PAGE:
- - -
Note that setsockopt(TCP_REPAIR) is under lock_sock(), so the
backlog is always cleared before returning to userspace, and the
following getsockopt() will have stable view.


> We could apply nftables
>    rules "a while before" just to be sure, but this is severely going to
>    impact migration downtime

So it's "just before", not "a while before".


>
> 2. passt(1) runs unprivileged and uses a very simple helper to set
>    TCP_REPAIR on the socket.

I guess it uses userns ?

setsockopt(TCP_REPAIR) requires CAP_NET_ADMIN in the
userns tied to the socket's netns (in tcp_can_repair_sock()),
so you should be able to use netfilter anyway.


> Expanding helpers of this kind to directly
>    manipulate nftables rules, or installing BPF programs, looks like a
>    substantial security drawback
>
> > We do not want unlikely tests in the fast path.
- - -
WHAT THIS TASK INVOLVES:
Reproduce verbatim the portion of the TCP_REPAIR thread that opens with the words containing "Note that setsockopt(TCP_REPAIR)" and closes with "have stable view.".

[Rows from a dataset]
- - -
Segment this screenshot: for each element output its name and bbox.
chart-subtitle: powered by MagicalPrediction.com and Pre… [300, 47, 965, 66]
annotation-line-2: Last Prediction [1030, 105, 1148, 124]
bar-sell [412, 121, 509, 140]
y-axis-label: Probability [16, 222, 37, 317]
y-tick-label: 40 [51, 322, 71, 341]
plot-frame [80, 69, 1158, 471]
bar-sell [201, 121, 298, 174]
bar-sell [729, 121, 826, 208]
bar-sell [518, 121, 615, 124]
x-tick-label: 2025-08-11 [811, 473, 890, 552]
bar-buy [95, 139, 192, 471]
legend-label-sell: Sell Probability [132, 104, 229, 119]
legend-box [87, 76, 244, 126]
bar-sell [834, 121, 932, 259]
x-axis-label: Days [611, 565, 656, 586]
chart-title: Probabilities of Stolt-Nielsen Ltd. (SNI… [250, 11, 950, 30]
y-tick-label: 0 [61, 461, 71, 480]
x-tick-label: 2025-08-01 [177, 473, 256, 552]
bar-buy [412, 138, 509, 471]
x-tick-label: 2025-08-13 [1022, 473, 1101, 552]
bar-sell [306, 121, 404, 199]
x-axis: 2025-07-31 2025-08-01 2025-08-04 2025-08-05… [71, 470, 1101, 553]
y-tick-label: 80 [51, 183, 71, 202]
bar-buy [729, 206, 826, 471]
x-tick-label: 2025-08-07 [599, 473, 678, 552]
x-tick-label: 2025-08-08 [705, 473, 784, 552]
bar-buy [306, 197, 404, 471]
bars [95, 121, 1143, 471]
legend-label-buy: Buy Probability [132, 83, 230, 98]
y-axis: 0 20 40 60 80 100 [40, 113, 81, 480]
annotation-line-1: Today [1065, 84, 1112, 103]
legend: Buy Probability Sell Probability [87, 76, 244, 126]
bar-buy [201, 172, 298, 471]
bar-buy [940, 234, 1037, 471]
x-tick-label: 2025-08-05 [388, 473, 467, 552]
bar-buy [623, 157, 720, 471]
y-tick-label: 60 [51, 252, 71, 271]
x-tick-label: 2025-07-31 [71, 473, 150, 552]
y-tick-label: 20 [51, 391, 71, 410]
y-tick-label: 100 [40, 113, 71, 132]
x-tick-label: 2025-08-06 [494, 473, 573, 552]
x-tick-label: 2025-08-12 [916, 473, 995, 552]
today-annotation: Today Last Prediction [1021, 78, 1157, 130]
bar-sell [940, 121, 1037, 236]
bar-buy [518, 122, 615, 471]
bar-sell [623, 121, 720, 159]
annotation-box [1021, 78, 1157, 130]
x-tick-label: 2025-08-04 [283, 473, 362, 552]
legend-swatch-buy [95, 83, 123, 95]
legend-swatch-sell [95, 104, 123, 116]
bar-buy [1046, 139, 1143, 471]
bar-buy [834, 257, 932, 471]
- - -
EXERCISE RESULT:
Note that setsockopt(TCP_REPAIR) is under lock_sock(), so the
backlog is always cleared before returning to userspace, and the
following getsockopt() will have stable view.